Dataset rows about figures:
_ _ _ _

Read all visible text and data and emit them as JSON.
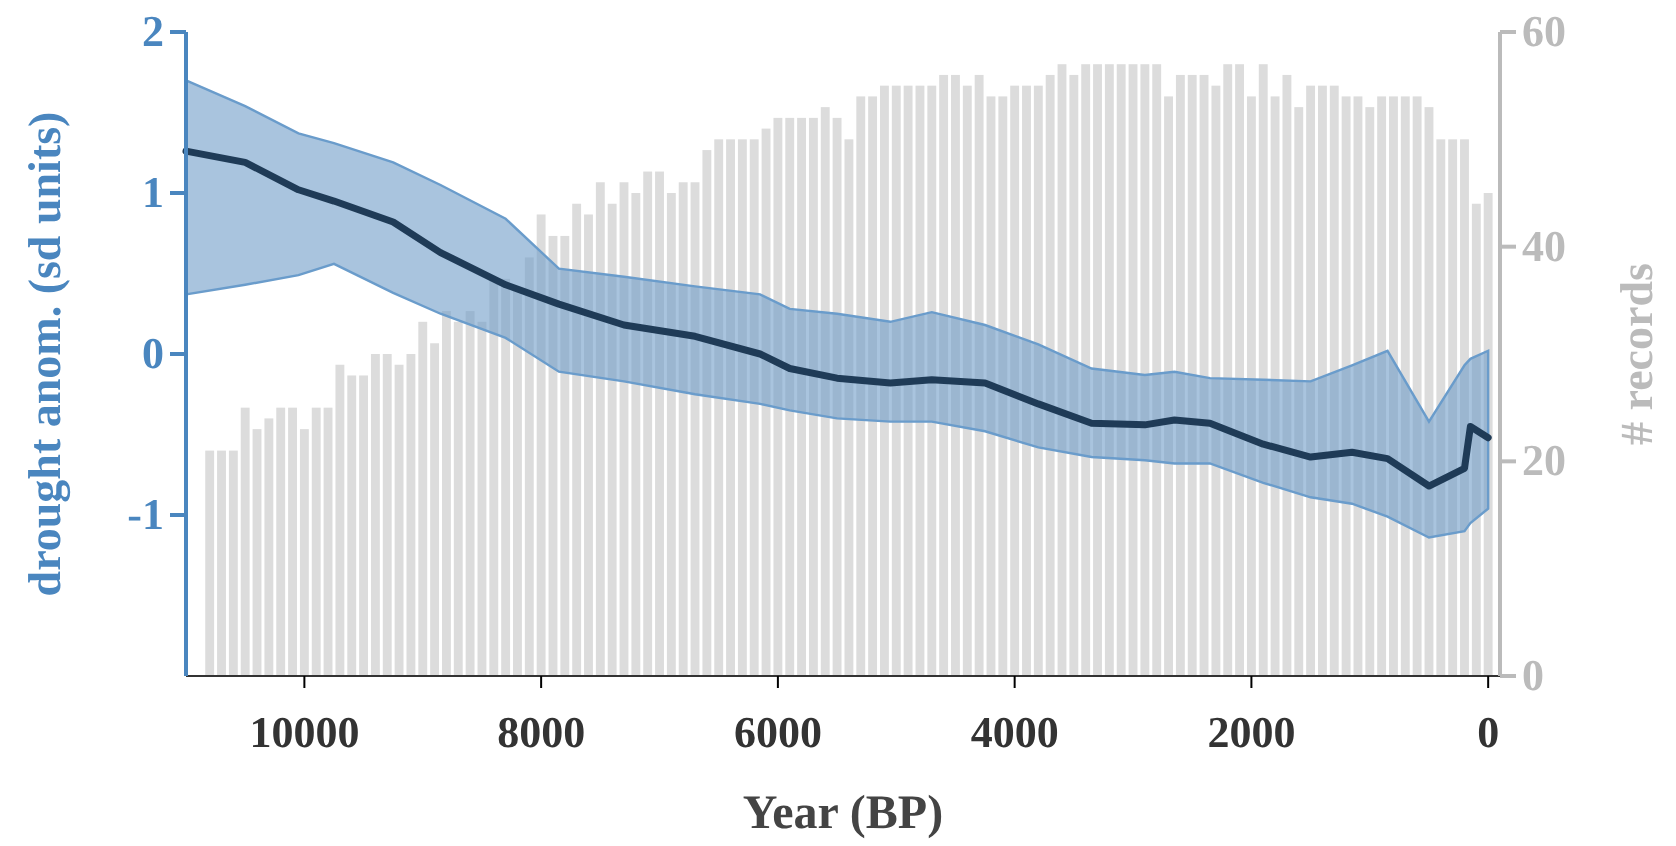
{
  "chart_data": {
    "type": "line",
    "xlabel": "Year (BP)",
    "ylabel": "drought anom. (sd units)",
    "y2label": "# records",
    "xlim": [
      11000,
      -100
    ],
    "xticks": [
      10000,
      8000,
      6000,
      4000,
      2000,
      0
    ],
    "ylim": [
      -2,
      2
    ],
    "yticks": [
      -1,
      0,
      1,
      2
    ],
    "y2lim": [
      0,
      60
    ],
    "y2ticks": [
      0,
      20,
      40,
      60
    ],
    "series": [
      {
        "type": "bar",
        "axis": "y2",
        "color": "#dcdcdc",
        "x": [
          10800,
          10700,
          10600,
          10500,
          10400,
          10300,
          10200,
          10100,
          10000,
          9900,
          9800,
          9700,
          9600,
          9500,
          9400,
          9300,
          9200,
          9100,
          9000,
          8900,
          8800,
          8700,
          8600,
          8500,
          8400,
          8300,
          8200,
          8100,
          8000,
          7900,
          7800,
          7700,
          7600,
          7500,
          7400,
          7300,
          7200,
          7100,
          7000,
          6900,
          6800,
          6700,
          6600,
          6500,
          6400,
          6300,
          6200,
          6100,
          6000,
          5900,
          5800,
          5700,
          5600,
          5500,
          5400,
          5300,
          5200,
          5100,
          5000,
          4900,
          4800,
          4700,
          4600,
          4500,
          4400,
          4300,
          4200,
          4100,
          4000,
          3900,
          3800,
          3700,
          3600,
          3500,
          3400,
          3300,
          3200,
          3100,
          3000,
          2900,
          2800,
          2700,
          2600,
          2500,
          2400,
          2300,
          2200,
          2100,
          2000,
          1900,
          1800,
          1700,
          1600,
          1500,
          1400,
          1300,
          1200,
          1100,
          1000,
          900,
          800,
          700,
          600,
          500,
          400,
          300,
          200,
          100,
          0
        ],
        "values": [
          21,
          21,
          21,
          25,
          23,
          24,
          25,
          25,
          23,
          25,
          25,
          29,
          28,
          28,
          30,
          30,
          29,
          30,
          33,
          31,
          34,
          33,
          34,
          33,
          37,
          37,
          36,
          39,
          43,
          41,
          41,
          44,
          43,
          46,
          44,
          46,
          45,
          47,
          47,
          45,
          46,
          46,
          49,
          50,
          50,
          50,
          50,
          51,
          52,
          52,
          52,
          52,
          53,
          52,
          50,
          54,
          54,
          55,
          55,
          55,
          55,
          55,
          56,
          56,
          55,
          56,
          54,
          54,
          55,
          55,
          55,
          56,
          57,
          56,
          57,
          57,
          57,
          57,
          57,
          57,
          57,
          54,
          56,
          56,
          56,
          55,
          57,
          57,
          54,
          57,
          54,
          56,
          53,
          55,
          55,
          55,
          54,
          54,
          53,
          54,
          54,
          54,
          54,
          53,
          50,
          50,
          50,
          44,
          45
        ]
      },
      {
        "color": "#1f3b57",
        "x": [
          11000,
          10500,
          10050,
          9750,
          9250,
          8850,
          8300,
          7850,
          7300,
          6700,
          6150,
          5900,
          5500,
          5050,
          4700,
          4250,
          3800,
          3350,
          2900,
          2650,
          2350,
          1900,
          1500,
          1150,
          850,
          500,
          200,
          150,
          0
        ],
        "values": [
          1.26,
          1.19,
          1.02,
          0.95,
          0.82,
          0.63,
          0.43,
          0.31,
          0.18,
          0.11,
          0.0,
          -0.09,
          -0.15,
          -0.18,
          -0.16,
          -0.18,
          -0.31,
          -0.43,
          -0.44,
          -0.41,
          -0.43,
          -0.56,
          -0.64,
          -0.61,
          -0.65,
          -0.82,
          -0.71,
          -0.45,
          -0.52
        ],
        "upper": [
          1.7,
          1.54,
          1.37,
          1.31,
          1.19,
          1.05,
          0.84,
          0.53,
          0.48,
          0.42,
          0.37,
          0.28,
          0.25,
          0.2,
          0.26,
          0.18,
          0.06,
          -0.09,
          -0.13,
          -0.11,
          -0.15,
          -0.16,
          -0.17,
          -0.07,
          0.02,
          -0.42,
          -0.07,
          -0.03,
          0.02
        ],
        "lower": [
          0.37,
          0.43,
          0.49,
          0.56,
          0.38,
          0.25,
          0.1,
          -0.11,
          -0.17,
          -0.25,
          -0.31,
          -0.35,
          -0.4,
          -0.42,
          -0.42,
          -0.48,
          -0.58,
          -0.64,
          -0.66,
          -0.68,
          -0.68,
          -0.8,
          -0.89,
          -0.93,
          -1.01,
          -1.14,
          -1.1,
          -1.05,
          -0.96
        ]
      }
    ]
  }
}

_ _ _ _

EXERCISE BRIEF: All of the data above should be quoted exactly, except for the pictures.

SOLUTION TO THIS EXERCISE:
Read all visible text and data and emit them as JSON.
{
  "chart_data": {
    "type": "line",
    "xlabel": "Year (BP)",
    "ylabel": "drought anom. (sd units)",
    "y2label": "# records",
    "xlim": [
      11000,
      -100
    ],
    "xticks": [
      10000,
      8000,
      6000,
      4000,
      2000,
      0
    ],
    "ylim": [
      -2,
      2
    ],
    "yticks": [
      -1,
      0,
      1,
      2
    ],
    "y2lim": [
      0,
      60
    ],
    "y2ticks": [
      0,
      20,
      40,
      60
    ],
    "series": [
      {
        "type": "bar",
        "axis": "y2",
        "color": "#dcdcdc",
        "x": [
          10800,
          10700,
          10600,
          10500,
          10400,
          10300,
          10200,
          10100,
          10000,
          9900,
          9800,
          9700,
          9600,
          9500,
          9400,
          9300,
          9200,
          9100,
          9000,
          8900,
          8800,
          8700,
          8600,
          8500,
          8400,
          8300,
          8200,
          8100,
          8000,
          7900,
          7800,
          7700,
          7600,
          7500,
          7400,
          7300,
          7200,
          7100,
          7000,
          6900,
          6800,
          6700,
          6600,
          6500,
          6400,
          6300,
          6200,
          6100,
          6000,
          5900,
          5800,
          5700,
          5600,
          5500,
          5400,
          5300,
          5200,
          5100,
          5000,
          4900,
          4800,
          4700,
          4600,
          4500,
          4400,
          4300,
          4200,
          4100,
          4000,
          3900,
          3800,
          3700,
          3600,
          3500,
          3400,
          3300,
          3200,
          3100,
          3000,
          2900,
          2800,
          2700,
          2600,
          2500,
          2400,
          2300,
          2200,
          2100,
          2000,
          1900,
          1800,
          1700,
          1600,
          1500,
          1400,
          1300,
          1200,
          1100,
          1000,
          900,
          800,
          700,
          600,
          500,
          400,
          300,
          200,
          100,
          0
        ],
        "values": [
          21,
          21,
          21,
          25,
          23,
          24,
          25,
          25,
          23,
          25,
          25,
          29,
          28,
          28,
          30,
          30,
          29,
          30,
          33,
          31,
          34,
          33,
          34,
          33,
          37,
          37,
          36,
          39,
          43,
          41,
          41,
          44,
          43,
          46,
          44,
          46,
          45,
          47,
          47,
          45,
          46,
          46,
          49,
          50,
          50,
          50,
          50,
          51,
          52,
          52,
          52,
          52,
          53,
          52,
          50,
          54,
          54,
          55,
          55,
          55,
          55,
          55,
          56,
          56,
          55,
          56,
          54,
          54,
          55,
          55,
          55,
          56,
          57,
          56,
          57,
          57,
          57,
          57,
          57,
          57,
          57,
          54,
          56,
          56,
          56,
          55,
          57,
          57,
          54,
          57,
          54,
          56,
          53,
          55,
          55,
          55,
          54,
          54,
          53,
          54,
          54,
          54,
          54,
          53,
          50,
          50,
          50,
          44,
          45
        ]
      },
      {
        "color": "#1f3b57",
        "x": [
          11000,
          10500,
          10050,
          9750,
          9250,
          8850,
          8300,
          7850,
          7300,
          6700,
          6150,
          5900,
          5500,
          5050,
          4700,
          4250,
          3800,
          3350,
          2900,
          2650,
          2350,
          1900,
          1500,
          1150,
          850,
          500,
          200,
          150,
          0
        ],
        "values": [
          1.26,
          1.19,
          1.02,
          0.95,
          0.82,
          0.63,
          0.43,
          0.31,
          0.18,
          0.11,
          0.0,
          -0.09,
          -0.15,
          -0.18,
          -0.16,
          -0.18,
          -0.31,
          -0.43,
          -0.44,
          -0.41,
          -0.43,
          -0.56,
          -0.64,
          -0.61,
          -0.65,
          -0.82,
          -0.71,
          -0.45,
          -0.52
        ],
        "upper": [
          1.7,
          1.54,
          1.37,
          1.31,
          1.19,
          1.05,
          0.84,
          0.53,
          0.48,
          0.42,
          0.37,
          0.28,
          0.25,
          0.2,
          0.26,
          0.18,
          0.06,
          -0.09,
          -0.13,
          -0.11,
          -0.15,
          -0.16,
          -0.17,
          -0.07,
          0.02,
          -0.42,
          -0.07,
          -0.03,
          0.02
        ],
        "lower": [
          0.37,
          0.43,
          0.49,
          0.56,
          0.38,
          0.25,
          0.1,
          -0.11,
          -0.17,
          -0.25,
          -0.31,
          -0.35,
          -0.4,
          -0.42,
          -0.42,
          -0.48,
          -0.58,
          -0.64,
          -0.66,
          -0.68,
          -0.68,
          -0.8,
          -0.89,
          -0.93,
          -1.01,
          -1.14,
          -1.1,
          -1.05,
          -0.96
        ]
      }
    ]
  }
}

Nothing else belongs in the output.